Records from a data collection
================================

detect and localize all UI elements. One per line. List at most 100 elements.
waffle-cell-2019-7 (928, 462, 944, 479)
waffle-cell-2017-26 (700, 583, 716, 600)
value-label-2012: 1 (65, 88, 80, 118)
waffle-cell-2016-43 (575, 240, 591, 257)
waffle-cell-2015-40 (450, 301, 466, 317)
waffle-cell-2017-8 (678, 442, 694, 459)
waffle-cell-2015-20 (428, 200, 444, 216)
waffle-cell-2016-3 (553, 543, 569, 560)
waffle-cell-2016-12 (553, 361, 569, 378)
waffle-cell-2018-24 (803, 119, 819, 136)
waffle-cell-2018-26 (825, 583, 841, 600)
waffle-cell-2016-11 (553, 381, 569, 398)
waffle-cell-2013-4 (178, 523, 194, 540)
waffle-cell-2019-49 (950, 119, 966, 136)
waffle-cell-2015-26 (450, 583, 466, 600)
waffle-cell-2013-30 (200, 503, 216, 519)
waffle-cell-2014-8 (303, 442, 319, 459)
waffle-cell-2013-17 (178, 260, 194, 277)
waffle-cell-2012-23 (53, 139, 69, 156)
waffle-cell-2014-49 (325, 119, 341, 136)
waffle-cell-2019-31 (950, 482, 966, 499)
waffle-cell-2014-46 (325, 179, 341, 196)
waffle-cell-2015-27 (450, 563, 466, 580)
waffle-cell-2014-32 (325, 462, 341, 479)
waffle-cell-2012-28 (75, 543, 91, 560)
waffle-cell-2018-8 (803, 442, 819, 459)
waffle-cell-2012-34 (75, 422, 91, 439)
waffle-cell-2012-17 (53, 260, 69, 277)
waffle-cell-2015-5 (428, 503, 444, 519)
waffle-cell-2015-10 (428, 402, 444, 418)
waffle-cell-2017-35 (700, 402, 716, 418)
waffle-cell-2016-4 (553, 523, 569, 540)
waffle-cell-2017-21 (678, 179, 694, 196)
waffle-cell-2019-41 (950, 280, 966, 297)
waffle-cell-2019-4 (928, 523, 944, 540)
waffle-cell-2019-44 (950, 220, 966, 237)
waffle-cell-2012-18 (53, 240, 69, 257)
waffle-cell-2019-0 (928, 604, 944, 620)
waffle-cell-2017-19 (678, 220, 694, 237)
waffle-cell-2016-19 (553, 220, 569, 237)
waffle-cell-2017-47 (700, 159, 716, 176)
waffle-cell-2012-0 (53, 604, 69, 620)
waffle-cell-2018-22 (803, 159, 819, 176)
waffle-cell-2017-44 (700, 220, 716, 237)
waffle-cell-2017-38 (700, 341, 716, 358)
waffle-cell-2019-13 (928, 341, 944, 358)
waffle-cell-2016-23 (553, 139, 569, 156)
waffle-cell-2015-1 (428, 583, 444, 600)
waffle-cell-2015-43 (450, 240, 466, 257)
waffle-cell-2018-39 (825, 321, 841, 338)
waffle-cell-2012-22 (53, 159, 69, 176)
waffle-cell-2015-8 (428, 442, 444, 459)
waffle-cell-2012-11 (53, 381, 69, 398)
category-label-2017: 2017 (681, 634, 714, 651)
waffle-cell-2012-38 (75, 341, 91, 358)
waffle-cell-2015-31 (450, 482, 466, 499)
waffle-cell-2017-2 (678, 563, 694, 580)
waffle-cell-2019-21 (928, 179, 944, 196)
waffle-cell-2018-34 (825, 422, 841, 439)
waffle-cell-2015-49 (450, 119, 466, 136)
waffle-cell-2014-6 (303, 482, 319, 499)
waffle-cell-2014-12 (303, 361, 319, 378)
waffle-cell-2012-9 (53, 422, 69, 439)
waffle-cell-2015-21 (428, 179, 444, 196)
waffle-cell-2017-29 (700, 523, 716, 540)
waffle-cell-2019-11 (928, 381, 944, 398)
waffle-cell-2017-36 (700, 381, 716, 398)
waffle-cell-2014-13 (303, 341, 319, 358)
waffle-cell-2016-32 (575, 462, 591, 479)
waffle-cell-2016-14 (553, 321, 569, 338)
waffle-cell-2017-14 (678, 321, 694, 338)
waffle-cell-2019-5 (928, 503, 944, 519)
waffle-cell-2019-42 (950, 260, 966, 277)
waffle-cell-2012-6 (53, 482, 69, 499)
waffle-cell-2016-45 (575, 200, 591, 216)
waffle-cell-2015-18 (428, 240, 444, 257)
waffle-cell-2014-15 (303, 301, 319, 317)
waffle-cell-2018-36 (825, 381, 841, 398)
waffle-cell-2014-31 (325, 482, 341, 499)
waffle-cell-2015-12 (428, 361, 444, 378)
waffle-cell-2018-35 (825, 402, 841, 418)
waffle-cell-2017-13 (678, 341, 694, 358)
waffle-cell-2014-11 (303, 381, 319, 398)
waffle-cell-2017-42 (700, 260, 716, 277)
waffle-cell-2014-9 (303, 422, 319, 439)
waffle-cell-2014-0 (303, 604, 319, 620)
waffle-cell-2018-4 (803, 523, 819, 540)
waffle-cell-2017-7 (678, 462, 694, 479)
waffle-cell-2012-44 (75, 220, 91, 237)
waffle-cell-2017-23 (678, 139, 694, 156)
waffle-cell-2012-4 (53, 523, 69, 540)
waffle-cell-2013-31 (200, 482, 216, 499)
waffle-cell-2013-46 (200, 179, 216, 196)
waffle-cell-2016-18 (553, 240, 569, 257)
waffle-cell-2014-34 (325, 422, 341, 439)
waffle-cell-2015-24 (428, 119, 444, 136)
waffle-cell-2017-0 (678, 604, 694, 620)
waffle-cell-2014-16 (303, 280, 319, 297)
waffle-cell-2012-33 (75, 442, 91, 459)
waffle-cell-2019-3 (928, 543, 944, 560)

================================

**Set task**
Reproduce every line of the items above word for word, without changing anything.

**Written answer**
detect and localize all UI elements. One per line. List at most 100 elements.
waffle-cell-2019-7 (928, 462, 944, 479)
waffle-cell-2017-26 (700, 583, 716, 600)
value-label-2012: 1 (65, 88, 80, 118)
waffle-cell-2016-43 (575, 240, 591, 257)
waffle-cell-2015-40 (450, 301, 466, 317)
waffle-cell-2017-8 (678, 442, 694, 459)
waffle-cell-2015-20 (428, 200, 444, 216)
waffle-cell-2016-3 (553, 543, 569, 560)
waffle-cell-2016-12 (553, 361, 569, 378)
waffle-cell-2018-24 (803, 119, 819, 136)
waffle-cell-2018-26 (825, 583, 841, 600)
waffle-cell-2016-11 (553, 381, 569, 398)
waffle-cell-2013-4 (178, 523, 194, 540)
waffle-cell-2019-49 (950, 119, 966, 136)
waffle-cell-2015-26 (450, 583, 466, 600)
waffle-cell-2013-30 (200, 503, 216, 519)
waffle-cell-2014-8 (303, 442, 319, 459)
waffle-cell-2013-17 (178, 260, 194, 277)
waffle-cell-2012-23 (53, 139, 69, 156)
waffle-cell-2014-49 (325, 119, 341, 136)
waffle-cell-2019-31 (950, 482, 966, 499)
waffle-cell-2014-46 (325, 179, 341, 196)
waffle-cell-2015-27 (450, 563, 466, 580)
waffle-cell-2014-32 (325, 462, 341, 479)
waffle-cell-2012-28 (75, 543, 91, 560)
waffle-cell-2018-8 (803, 442, 819, 459)
waffle-cell-2012-34 (75, 422, 91, 439)
waffle-cell-2012-17 (53, 260, 69, 277)
waffle-cell-2015-5 (428, 503, 444, 519)
waffle-cell-2015-10 (428, 402, 444, 418)
waffle-cell-2017-35 (700, 402, 716, 418)
waffle-cell-2016-4 (553, 523, 569, 540)
waffle-cell-2017-21 (678, 179, 694, 196)
waffle-cell-2019-41 (950, 280, 966, 297)
waffle-cell-2019-4 (928, 523, 944, 540)
waffle-cell-2019-44 (950, 220, 966, 237)
waffle-cell-2012-18 (53, 240, 69, 257)
waffle-cell-2019-0 (928, 604, 944, 620)
waffle-cell-2017-19 (678, 220, 694, 237)
waffle-cell-2016-19 (553, 220, 569, 237)
waffle-cell-2017-47 (700, 159, 716, 176)
waffle-cell-2012-0 (53, 604, 69, 620)
waffle-cell-2018-22 (803, 159, 819, 176)
waffle-cell-2017-44 (700, 220, 716, 237)
waffle-cell-2017-38 (700, 341, 716, 358)
waffle-cell-2019-13 (928, 341, 944, 358)
waffle-cell-2016-23 (553, 139, 569, 156)
waffle-cell-2015-1 (428, 583, 444, 600)
waffle-cell-2015-43 (450, 240, 466, 257)
waffle-cell-2018-39 (825, 321, 841, 338)
waffle-cell-2012-22 (53, 159, 69, 176)
waffle-cell-2015-8 (428, 442, 444, 459)
waffle-cell-2012-11 (53, 381, 69, 398)
category-label-2017: 2017 (681, 634, 714, 651)
waffle-cell-2012-38 (75, 341, 91, 358)
waffle-cell-2015-31 (450, 482, 466, 499)
waffle-cell-2017-2 (678, 563, 694, 580)
waffle-cell-2019-21 (928, 179, 944, 196)
waffle-cell-2018-34 (825, 422, 841, 439)
waffle-cell-2015-49 (450, 119, 466, 136)
waffle-cell-2014-6 (303, 482, 319, 499)
waffle-cell-2014-12 (303, 361, 319, 378)
waffle-cell-2012-9 (53, 422, 69, 439)
waffle-cell-2015-21 (428, 179, 444, 196)
waffle-cell-2017-29 (700, 523, 716, 540)
waffle-cell-2019-11 (928, 381, 944, 398)
waffle-cell-2017-36 (700, 381, 716, 398)
waffle-cell-2014-13 (303, 341, 319, 358)
waffle-cell-2016-32 (575, 462, 591, 479)
waffle-cell-2016-14 (553, 321, 569, 338)
waffle-cell-2017-14 (678, 321, 694, 338)
waffle-cell-2019-5 (928, 503, 944, 519)
waffle-cell-2019-42 (950, 260, 966, 277)
waffle-cell-2012-6 (53, 482, 69, 499)
waffle-cell-2016-45 (575, 200, 591, 216)
waffle-cell-2015-18 (428, 240, 444, 257)
waffle-cell-2014-15 (303, 301, 319, 317)
waffle-cell-2018-36 (825, 381, 841, 398)
waffle-cell-2014-31 (325, 482, 341, 499)
waffle-cell-2015-12 (428, 361, 444, 378)
waffle-cell-2018-35 (825, 402, 841, 418)
waffle-cell-2017-13 (678, 341, 694, 358)
waffle-cell-2014-11 (303, 381, 319, 398)
waffle-cell-2017-42 (700, 260, 716, 277)
waffle-cell-2014-9 (303, 422, 319, 439)
waffle-cell-2014-0 (303, 604, 319, 620)
waffle-cell-2018-4 (803, 523, 819, 540)
waffle-cell-2017-7 (678, 462, 694, 479)
waffle-cell-2012-44 (75, 220, 91, 237)
waffle-cell-2017-23 (678, 139, 694, 156)
waffle-cell-2012-4 (53, 523, 69, 540)
waffle-cell-2013-31 (200, 482, 216, 499)
waffle-cell-2013-46 (200, 179, 216, 196)
waffle-cell-2016-18 (553, 240, 569, 257)
waffle-cell-2014-34 (325, 422, 341, 439)
waffle-cell-2015-24 (428, 119, 444, 136)
waffle-cell-2017-0 (678, 604, 694, 620)
waffle-cell-2014-16 (303, 280, 319, 297)
waffle-cell-2012-33 (75, 442, 91, 459)
waffle-cell-2019-3 (928, 543, 944, 560)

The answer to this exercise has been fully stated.